• **WHAT TO WORK ON**: Reproduce the lines below word for word, starting from the first line and continuing up to and including the line that contains "y-tick-label: −1.5 xyxy=(33,555,63,570)".

==== PROVIDED INFORMATION ====

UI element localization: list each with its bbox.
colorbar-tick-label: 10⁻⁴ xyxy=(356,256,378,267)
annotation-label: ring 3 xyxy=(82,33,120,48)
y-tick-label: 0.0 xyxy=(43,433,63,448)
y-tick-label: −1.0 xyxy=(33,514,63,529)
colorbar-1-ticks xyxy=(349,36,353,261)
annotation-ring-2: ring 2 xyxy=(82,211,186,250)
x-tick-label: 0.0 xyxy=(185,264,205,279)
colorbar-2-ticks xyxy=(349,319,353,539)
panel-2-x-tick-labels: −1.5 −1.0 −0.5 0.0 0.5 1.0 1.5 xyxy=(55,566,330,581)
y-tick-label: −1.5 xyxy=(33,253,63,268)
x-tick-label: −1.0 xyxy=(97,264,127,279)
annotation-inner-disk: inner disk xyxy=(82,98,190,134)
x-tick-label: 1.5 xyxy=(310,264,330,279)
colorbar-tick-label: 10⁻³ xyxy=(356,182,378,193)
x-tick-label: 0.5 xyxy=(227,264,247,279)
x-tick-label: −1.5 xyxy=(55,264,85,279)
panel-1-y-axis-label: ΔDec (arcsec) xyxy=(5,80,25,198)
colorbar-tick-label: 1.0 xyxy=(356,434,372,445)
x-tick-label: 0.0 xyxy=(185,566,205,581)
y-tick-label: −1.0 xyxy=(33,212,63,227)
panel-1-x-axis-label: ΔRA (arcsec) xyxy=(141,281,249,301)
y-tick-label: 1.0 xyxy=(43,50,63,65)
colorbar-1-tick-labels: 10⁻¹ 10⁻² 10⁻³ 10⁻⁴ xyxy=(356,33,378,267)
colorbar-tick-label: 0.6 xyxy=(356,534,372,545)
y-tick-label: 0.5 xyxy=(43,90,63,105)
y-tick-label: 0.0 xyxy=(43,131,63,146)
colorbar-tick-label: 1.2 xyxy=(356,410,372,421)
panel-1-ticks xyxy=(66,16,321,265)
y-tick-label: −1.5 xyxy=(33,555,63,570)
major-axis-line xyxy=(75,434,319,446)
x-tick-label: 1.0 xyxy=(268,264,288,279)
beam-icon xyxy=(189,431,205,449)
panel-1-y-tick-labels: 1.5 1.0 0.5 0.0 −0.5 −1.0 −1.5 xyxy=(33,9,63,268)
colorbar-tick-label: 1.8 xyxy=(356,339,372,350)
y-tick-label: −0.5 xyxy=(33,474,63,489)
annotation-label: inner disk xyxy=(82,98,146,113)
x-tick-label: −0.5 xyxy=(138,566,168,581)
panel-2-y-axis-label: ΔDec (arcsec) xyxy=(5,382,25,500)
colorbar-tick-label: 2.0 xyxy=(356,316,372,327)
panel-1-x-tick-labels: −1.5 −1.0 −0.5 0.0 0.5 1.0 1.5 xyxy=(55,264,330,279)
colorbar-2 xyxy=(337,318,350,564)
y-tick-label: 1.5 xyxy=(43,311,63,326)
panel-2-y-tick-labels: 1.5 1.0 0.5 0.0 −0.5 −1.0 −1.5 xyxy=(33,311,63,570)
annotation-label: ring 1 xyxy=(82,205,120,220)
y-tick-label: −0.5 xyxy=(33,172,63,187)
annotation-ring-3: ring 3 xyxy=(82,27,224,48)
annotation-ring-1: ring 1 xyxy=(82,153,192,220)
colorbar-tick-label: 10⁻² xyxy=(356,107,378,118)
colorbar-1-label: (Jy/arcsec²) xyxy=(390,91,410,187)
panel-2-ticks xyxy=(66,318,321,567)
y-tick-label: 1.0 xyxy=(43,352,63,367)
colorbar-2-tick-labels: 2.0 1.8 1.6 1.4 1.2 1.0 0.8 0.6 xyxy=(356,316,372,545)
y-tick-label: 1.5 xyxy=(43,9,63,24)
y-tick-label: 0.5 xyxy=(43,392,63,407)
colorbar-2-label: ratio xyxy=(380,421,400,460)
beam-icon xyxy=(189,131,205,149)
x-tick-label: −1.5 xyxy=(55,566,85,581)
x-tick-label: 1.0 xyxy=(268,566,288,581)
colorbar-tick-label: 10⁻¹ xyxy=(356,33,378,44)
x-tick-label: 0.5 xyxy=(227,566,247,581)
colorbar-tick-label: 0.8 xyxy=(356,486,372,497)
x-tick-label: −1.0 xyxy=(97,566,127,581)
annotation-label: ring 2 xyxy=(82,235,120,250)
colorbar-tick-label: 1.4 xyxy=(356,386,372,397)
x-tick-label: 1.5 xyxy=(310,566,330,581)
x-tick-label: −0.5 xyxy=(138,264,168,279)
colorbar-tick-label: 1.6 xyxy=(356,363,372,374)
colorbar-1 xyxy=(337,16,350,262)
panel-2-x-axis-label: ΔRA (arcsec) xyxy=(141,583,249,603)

====

• **EXERCISE SOLUTION**:
UI element localization: list each with its bbox.
colorbar-tick-label: 10⁻⁴ xyxy=(356,256,378,267)
annotation-label: ring 3 xyxy=(82,33,120,48)
y-tick-label: 0.0 xyxy=(43,433,63,448)
y-tick-label: −1.0 xyxy=(33,514,63,529)
colorbar-1-ticks xyxy=(349,36,353,261)
annotation-ring-2: ring 2 xyxy=(82,211,186,250)
x-tick-label: 0.0 xyxy=(185,264,205,279)
colorbar-2-ticks xyxy=(349,319,353,539)
panel-2-x-tick-labels: −1.5 −1.0 −0.5 0.0 0.5 1.0 1.5 xyxy=(55,566,330,581)
y-tick-label: −1.5 xyxy=(33,253,63,268)
x-tick-label: −1.0 xyxy=(97,264,127,279)
annotation-inner-disk: inner disk xyxy=(82,98,190,134)
x-tick-label: 1.5 xyxy=(310,264,330,279)
colorbar-tick-label: 10⁻³ xyxy=(356,182,378,193)
x-tick-label: 0.5 xyxy=(227,264,247,279)
x-tick-label: −1.5 xyxy=(55,264,85,279)
panel-1-y-axis-label: ΔDec (arcsec) xyxy=(5,80,25,198)
colorbar-tick-label: 1.0 xyxy=(356,434,372,445)
x-tick-label: 0.0 xyxy=(185,566,205,581)
y-tick-label: −1.0 xyxy=(33,212,63,227)
panel-1-x-axis-label: ΔRA (arcsec) xyxy=(141,281,249,301)
y-tick-label: 1.0 xyxy=(43,50,63,65)
colorbar-1-tick-labels: 10⁻¹ 10⁻² 10⁻³ 10⁻⁴ xyxy=(356,33,378,267)
colorbar-tick-label: 0.6 xyxy=(356,534,372,545)
y-tick-label: 0.5 xyxy=(43,90,63,105)
y-tick-label: 0.0 xyxy=(43,131,63,146)
colorbar-tick-label: 1.2 xyxy=(356,410,372,421)
panel-1-ticks xyxy=(66,16,321,265)
y-tick-label: −1.5 xyxy=(33,555,63,570)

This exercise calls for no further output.